Directions for this task:
Copy every line from the one containing "Transcribe this image's" through the last line of the records below, both included, and nothing else.

####

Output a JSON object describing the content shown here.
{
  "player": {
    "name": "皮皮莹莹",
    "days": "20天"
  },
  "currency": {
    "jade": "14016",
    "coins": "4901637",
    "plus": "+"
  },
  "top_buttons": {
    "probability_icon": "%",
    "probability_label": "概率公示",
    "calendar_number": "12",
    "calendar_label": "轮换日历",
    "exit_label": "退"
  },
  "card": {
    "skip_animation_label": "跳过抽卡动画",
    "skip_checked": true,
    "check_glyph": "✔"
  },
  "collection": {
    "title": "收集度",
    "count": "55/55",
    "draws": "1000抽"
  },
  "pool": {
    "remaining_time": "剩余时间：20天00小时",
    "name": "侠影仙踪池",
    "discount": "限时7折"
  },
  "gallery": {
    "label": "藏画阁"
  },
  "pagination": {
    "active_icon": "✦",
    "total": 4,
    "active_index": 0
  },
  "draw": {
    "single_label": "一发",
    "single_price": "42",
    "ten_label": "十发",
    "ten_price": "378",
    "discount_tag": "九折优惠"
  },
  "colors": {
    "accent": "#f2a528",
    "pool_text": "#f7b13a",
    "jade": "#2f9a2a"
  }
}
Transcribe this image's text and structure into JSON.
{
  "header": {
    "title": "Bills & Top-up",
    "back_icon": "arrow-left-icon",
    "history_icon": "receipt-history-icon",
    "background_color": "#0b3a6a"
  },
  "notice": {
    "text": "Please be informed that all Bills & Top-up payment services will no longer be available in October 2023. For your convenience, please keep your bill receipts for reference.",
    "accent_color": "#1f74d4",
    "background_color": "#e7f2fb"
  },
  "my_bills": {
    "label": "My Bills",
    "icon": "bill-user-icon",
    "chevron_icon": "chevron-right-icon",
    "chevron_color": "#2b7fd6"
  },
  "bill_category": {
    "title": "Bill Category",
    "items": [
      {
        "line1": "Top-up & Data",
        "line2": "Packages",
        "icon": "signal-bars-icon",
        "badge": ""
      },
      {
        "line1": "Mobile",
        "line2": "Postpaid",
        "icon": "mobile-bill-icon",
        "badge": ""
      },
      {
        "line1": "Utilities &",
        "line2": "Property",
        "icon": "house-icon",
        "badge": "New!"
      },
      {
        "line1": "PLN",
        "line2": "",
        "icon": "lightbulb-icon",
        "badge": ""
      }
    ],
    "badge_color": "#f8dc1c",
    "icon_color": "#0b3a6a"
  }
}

####

Exercise output:
Transcribe this image's text and structure into JSON.
{
  "header": {
    "title": "Bills & Top-up",
    "back_icon": "arrow-left-icon",
    "history_icon": "receipt-history-icon",
    "background_color": "#0b3a6a"
  },
  "notice": {
    "text": "Please be informed that all Bills & Top-up payment services will no longer be available in October 2023. For your convenience, please keep your bill receipts for reference.",
    "accent_color": "#1f74d4",
    "background_color": "#e7f2fb"
  },
  "my_bills": {
    "label": "My Bills",
    "icon": "bill-user-icon",
    "chevron_icon": "chevron-right-icon",
    "chevron_color": "#2b7fd6"
  },
  "bill_category": {
    "title": "Bill Category",
    "items": [
      {
        "line1": "Top-up & Data",
        "line2": "Packages",
        "icon": "signal-bars-icon",
        "badge": ""
      },
      {
        "line1": "Mobile",
        "line2": "Postpaid",
        "icon": "mobile-bill-icon",
        "badge": ""
      },
      {
        "line1": "Utilities &",
        "line2": "Property",
        "icon": "house-icon",
        "badge": "New!"
      },
      {
        "line1": "PLN",
        "line2": "",
        "icon": "lightbulb-icon",
        "badge": ""
      }
    ],
    "badge_color": "#f8dc1c",
    "icon_color": "#0b3a6a"
  }
}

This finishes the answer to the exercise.